--- BEGIN SOURCE RECORDS ---

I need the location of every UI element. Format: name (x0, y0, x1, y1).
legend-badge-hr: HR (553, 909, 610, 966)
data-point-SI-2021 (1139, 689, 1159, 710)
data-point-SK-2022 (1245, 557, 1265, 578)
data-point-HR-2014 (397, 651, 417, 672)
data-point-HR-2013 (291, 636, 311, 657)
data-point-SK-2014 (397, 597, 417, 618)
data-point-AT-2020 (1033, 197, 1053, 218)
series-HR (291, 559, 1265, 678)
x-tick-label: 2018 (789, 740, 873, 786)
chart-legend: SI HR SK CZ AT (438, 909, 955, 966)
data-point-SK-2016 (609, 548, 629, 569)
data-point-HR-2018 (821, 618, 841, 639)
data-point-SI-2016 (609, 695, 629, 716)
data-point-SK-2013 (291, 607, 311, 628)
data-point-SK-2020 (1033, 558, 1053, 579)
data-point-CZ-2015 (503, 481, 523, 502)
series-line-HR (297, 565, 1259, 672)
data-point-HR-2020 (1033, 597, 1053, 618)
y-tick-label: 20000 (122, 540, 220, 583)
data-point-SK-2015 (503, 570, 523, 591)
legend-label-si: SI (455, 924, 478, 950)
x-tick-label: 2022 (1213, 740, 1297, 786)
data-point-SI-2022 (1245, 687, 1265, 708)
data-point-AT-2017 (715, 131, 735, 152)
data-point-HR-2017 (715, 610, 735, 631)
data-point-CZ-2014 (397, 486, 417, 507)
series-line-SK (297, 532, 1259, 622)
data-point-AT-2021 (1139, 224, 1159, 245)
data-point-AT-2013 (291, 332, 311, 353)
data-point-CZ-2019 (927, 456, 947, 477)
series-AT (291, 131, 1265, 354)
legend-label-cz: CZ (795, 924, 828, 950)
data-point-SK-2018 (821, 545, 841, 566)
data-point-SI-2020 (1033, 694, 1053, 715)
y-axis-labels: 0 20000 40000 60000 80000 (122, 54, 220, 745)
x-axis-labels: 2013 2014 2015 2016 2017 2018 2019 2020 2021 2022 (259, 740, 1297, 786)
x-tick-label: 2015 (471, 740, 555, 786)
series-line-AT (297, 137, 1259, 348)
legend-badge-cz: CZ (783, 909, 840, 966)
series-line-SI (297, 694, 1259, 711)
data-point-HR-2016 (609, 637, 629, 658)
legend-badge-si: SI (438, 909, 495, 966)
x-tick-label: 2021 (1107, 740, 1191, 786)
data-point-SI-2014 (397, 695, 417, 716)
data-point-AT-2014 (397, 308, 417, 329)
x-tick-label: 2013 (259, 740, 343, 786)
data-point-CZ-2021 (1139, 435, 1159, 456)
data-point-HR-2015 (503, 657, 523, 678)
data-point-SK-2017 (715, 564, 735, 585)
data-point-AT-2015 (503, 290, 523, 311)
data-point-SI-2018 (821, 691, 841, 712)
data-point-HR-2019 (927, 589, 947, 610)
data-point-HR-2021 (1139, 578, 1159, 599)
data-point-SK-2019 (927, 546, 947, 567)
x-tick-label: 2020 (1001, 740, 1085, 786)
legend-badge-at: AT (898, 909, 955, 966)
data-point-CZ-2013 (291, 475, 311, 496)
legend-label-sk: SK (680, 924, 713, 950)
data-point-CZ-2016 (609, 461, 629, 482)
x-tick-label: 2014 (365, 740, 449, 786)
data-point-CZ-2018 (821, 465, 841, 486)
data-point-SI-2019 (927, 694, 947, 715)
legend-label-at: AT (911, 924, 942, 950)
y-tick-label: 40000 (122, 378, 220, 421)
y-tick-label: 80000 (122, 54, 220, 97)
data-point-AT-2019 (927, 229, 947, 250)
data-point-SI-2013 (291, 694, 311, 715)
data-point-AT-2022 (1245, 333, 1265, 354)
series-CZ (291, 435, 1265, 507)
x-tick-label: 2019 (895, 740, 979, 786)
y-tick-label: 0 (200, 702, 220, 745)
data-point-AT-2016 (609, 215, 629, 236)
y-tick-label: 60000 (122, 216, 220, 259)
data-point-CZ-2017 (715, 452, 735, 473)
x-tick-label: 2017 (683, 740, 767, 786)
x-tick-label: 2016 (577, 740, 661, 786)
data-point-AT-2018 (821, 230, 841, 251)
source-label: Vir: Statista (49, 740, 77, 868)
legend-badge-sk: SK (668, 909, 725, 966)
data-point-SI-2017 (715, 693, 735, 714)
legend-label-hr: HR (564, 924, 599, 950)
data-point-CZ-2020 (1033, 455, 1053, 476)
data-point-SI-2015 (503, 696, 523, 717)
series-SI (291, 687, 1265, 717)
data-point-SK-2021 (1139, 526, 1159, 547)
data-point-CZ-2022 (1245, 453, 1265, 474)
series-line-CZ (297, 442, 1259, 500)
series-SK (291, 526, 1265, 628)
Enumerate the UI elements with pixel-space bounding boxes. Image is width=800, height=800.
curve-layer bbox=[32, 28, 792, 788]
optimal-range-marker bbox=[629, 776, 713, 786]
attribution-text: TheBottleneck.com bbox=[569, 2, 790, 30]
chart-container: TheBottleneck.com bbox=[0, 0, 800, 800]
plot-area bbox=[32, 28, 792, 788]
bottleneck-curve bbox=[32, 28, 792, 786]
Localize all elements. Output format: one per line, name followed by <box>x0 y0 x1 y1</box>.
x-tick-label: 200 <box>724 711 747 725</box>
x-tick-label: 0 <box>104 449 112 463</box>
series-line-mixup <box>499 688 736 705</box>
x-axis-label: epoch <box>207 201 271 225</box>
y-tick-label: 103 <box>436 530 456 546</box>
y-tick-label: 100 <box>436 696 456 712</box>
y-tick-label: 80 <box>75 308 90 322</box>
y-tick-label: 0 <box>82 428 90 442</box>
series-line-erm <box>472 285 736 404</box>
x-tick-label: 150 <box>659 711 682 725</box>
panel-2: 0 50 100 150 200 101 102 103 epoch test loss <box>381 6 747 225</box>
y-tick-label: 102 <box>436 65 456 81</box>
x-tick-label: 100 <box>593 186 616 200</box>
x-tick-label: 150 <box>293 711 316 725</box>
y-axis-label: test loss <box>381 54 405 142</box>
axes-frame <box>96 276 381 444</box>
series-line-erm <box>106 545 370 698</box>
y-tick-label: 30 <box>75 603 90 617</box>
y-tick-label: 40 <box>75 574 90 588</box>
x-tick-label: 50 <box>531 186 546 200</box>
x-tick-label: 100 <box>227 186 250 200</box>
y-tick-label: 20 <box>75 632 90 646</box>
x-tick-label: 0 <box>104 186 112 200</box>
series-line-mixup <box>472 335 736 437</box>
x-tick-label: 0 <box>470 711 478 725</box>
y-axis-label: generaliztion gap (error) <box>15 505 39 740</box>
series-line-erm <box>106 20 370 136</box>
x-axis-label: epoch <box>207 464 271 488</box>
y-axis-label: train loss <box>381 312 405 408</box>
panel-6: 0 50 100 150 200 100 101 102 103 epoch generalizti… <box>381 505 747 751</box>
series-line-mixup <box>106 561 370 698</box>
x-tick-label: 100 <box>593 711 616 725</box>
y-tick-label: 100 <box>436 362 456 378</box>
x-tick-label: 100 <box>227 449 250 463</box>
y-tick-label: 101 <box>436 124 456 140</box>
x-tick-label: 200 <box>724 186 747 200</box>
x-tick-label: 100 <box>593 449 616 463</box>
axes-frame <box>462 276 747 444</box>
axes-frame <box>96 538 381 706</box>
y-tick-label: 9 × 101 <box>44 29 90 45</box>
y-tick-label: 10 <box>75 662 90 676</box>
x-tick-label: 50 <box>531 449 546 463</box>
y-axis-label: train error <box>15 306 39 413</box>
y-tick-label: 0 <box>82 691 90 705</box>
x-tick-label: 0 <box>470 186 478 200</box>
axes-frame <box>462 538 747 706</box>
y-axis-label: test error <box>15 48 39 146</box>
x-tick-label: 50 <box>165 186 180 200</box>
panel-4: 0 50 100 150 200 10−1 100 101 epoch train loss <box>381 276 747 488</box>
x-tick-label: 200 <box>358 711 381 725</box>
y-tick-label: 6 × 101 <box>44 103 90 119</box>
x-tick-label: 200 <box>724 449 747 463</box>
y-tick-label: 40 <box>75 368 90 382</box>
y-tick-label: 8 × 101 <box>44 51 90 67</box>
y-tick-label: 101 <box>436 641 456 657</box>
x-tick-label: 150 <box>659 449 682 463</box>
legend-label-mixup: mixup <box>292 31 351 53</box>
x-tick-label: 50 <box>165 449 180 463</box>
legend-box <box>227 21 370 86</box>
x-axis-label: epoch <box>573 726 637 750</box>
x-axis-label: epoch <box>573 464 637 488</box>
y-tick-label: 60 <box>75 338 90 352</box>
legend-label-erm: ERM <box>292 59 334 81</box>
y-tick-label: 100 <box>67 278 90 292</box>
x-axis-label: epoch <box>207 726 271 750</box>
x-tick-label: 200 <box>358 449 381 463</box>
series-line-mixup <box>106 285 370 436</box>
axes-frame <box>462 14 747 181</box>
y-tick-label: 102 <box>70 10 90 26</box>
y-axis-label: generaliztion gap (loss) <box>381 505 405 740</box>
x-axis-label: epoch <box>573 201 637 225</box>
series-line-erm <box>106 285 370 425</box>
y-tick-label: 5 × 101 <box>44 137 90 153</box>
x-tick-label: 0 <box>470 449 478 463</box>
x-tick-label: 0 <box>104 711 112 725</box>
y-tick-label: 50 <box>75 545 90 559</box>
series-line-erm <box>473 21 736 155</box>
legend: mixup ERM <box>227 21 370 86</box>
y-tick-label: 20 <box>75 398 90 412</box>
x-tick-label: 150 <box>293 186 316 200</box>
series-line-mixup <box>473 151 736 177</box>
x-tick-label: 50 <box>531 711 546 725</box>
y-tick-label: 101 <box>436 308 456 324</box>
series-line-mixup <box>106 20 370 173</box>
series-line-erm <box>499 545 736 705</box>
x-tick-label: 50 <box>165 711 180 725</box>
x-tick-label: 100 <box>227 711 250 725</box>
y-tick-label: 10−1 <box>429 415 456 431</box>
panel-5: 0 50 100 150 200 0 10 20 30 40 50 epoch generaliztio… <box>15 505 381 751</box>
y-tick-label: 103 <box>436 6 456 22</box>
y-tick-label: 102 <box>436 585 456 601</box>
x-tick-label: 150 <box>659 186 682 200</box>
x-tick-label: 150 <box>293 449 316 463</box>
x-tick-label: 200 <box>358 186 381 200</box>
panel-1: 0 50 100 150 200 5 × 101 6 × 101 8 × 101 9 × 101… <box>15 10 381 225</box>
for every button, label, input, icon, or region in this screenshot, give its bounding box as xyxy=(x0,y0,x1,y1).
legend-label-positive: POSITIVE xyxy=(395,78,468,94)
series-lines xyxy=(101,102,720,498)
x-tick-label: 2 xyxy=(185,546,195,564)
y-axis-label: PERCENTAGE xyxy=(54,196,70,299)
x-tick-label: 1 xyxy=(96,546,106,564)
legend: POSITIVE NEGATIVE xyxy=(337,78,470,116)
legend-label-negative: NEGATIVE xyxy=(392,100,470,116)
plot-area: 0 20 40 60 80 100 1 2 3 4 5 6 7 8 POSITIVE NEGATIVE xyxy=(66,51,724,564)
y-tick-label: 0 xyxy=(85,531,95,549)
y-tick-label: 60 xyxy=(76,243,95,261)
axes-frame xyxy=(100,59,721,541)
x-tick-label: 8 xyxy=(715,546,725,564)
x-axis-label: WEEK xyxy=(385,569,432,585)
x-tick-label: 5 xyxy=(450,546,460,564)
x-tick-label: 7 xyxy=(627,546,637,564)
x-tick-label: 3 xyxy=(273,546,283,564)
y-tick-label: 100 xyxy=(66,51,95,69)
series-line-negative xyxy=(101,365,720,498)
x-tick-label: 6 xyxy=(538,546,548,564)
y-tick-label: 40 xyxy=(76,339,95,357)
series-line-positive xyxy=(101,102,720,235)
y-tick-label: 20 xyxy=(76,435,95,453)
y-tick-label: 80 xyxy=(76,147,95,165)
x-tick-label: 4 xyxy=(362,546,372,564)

--- END SOURCE RECORDS ---

Print everything from the first line of the data above down to the line containing "data-point-CZ-2021 (1139, 435, 1159, 456)", both ends included, copying each line character for character.

I need the location of every UI element. Format: name (x0, y0, x1, y1).
legend-badge-hr: HR (553, 909, 610, 966)
data-point-SI-2021 (1139, 689, 1159, 710)
data-point-SK-2022 (1245, 557, 1265, 578)
data-point-HR-2014 (397, 651, 417, 672)
data-point-HR-2013 (291, 636, 311, 657)
data-point-SK-2014 (397, 597, 417, 618)
data-point-AT-2020 (1033, 197, 1053, 218)
series-HR (291, 559, 1265, 678)
x-tick-label: 2018 (789, 740, 873, 786)
chart-legend: SI HR SK CZ AT (438, 909, 955, 966)
data-point-SK-2016 (609, 548, 629, 569)
data-point-HR-2018 (821, 618, 841, 639)
data-point-SI-2016 (609, 695, 629, 716)
data-point-SK-2013 (291, 607, 311, 628)
data-point-SK-2020 (1033, 558, 1053, 579)
data-point-CZ-2015 (503, 481, 523, 502)
series-line-HR (297, 565, 1259, 672)
data-point-HR-2020 (1033, 597, 1053, 618)
y-tick-label: 20000 (122, 540, 220, 583)
data-point-SK-2015 (503, 570, 523, 591)
legend-label-si: SI (455, 924, 478, 950)
x-tick-label: 2022 (1213, 740, 1297, 786)
data-point-SI-2022 (1245, 687, 1265, 708)
data-point-AT-2017 (715, 131, 735, 152)
data-point-HR-2017 (715, 610, 735, 631)
data-point-CZ-2014 (397, 486, 417, 507)
series-line-SK (297, 532, 1259, 622)
data-point-AT-2021 (1139, 224, 1159, 245)
data-point-AT-2013 (291, 332, 311, 353)
data-point-CZ-2019 (927, 456, 947, 477)
series-AT (291, 131, 1265, 354)
legend-label-cz: CZ (795, 924, 828, 950)
data-point-SK-2018 (821, 545, 841, 566)
data-point-SI-2020 (1033, 694, 1053, 715)
y-axis-labels: 0 20000 40000 60000 80000 (122, 54, 220, 745)
x-axis-labels: 2013 2014 2015 2016 2017 2018 2019 2020 2021 2022 (259, 740, 1297, 786)
x-tick-label: 2015 (471, 740, 555, 786)
series-line-AT (297, 137, 1259, 348)
legend-badge-cz: CZ (783, 909, 840, 966)
series-line-SI (297, 694, 1259, 711)
data-point-HR-2016 (609, 637, 629, 658)
legend-badge-si: SI (438, 909, 495, 966)
x-tick-label: 2021 (1107, 740, 1191, 786)
data-point-SI-2014 (397, 695, 417, 716)
data-point-AT-2014 (397, 308, 417, 329)
x-tick-label: 2013 (259, 740, 343, 786)
data-point-CZ-2021 (1139, 435, 1159, 456)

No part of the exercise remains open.